*Prompt*
Format the items as a JSON list of strings, one string per line and with blank lines omitted, starting at the beginning of the items and ending at the line that contains "list-item: ● Information". Include both of these lines and nothing beyond them.

*Data for this exercise*
____________________

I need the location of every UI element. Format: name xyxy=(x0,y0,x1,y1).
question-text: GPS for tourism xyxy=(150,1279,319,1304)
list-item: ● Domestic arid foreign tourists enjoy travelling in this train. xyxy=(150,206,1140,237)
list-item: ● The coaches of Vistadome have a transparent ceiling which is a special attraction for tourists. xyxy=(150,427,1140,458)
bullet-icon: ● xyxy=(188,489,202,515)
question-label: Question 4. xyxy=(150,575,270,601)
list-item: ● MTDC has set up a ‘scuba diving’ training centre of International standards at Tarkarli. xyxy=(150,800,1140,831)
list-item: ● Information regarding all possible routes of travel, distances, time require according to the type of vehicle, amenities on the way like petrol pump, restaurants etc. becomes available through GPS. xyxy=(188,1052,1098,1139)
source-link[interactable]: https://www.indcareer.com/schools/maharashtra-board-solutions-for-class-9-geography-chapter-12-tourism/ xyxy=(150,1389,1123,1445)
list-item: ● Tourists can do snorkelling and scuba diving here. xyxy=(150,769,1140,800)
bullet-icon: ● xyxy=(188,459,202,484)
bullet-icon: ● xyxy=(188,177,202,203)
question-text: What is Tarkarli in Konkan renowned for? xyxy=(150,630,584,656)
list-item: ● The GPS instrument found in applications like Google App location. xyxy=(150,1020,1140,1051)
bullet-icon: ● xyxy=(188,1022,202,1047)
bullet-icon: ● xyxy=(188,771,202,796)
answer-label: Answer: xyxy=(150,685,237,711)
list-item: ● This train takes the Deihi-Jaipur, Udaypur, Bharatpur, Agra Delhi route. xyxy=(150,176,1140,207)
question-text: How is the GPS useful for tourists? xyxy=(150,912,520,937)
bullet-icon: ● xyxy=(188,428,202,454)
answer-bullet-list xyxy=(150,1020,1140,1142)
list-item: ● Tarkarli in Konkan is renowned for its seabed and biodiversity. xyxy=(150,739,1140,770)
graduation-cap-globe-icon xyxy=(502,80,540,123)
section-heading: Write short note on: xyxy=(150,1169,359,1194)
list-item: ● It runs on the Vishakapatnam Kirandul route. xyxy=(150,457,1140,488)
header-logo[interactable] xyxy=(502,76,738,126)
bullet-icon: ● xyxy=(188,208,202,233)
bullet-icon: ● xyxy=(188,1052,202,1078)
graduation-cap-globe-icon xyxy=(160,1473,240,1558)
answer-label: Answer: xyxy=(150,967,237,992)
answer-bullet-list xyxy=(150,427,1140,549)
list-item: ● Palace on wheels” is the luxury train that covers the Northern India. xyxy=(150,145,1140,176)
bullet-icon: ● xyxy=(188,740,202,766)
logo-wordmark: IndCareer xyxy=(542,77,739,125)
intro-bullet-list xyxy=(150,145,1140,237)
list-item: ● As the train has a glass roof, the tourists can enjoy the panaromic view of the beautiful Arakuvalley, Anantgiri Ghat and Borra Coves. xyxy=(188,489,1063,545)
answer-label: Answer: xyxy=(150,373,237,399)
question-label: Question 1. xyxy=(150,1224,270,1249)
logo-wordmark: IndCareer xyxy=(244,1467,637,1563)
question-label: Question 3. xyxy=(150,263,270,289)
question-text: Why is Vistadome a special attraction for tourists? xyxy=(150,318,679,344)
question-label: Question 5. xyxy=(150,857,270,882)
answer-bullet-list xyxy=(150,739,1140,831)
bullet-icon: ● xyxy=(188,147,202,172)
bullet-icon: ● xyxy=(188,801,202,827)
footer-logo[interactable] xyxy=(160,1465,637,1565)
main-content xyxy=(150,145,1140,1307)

____________________

*Complete answer*
[
  "I need the location of every UI element. Format: name xyxy=(x0,y0,x1,y1).",
  "question-text: GPS for tourism xyxy=(150,1279,319,1304)",
  "list-item: ● Domestic arid foreign tourists enjoy travelling in this train. xyxy=(150,206,1140,237)",
  "list-item: ● The coaches of Vistadome have a transparent ceiling which is a special attraction for tourists. xyxy=(150,427,1140,458)",
  "bullet-icon: ● xyxy=(188,489,202,515)",
  "question-label: Question 4. xyxy=(150,575,270,601)",
  "list-item: ● MTDC has set up a ‘scuba diving’ training centre of International standards at Tarkarli. xyxy=(150,800,1140,831)",
  "list-item: ● Information regarding all possible routes of travel, distances, time require according to the type of vehicle, amenities on the way like petrol pump, restaurants etc. becomes available through GPS. xyxy=(188,1052,1098,1139)"
]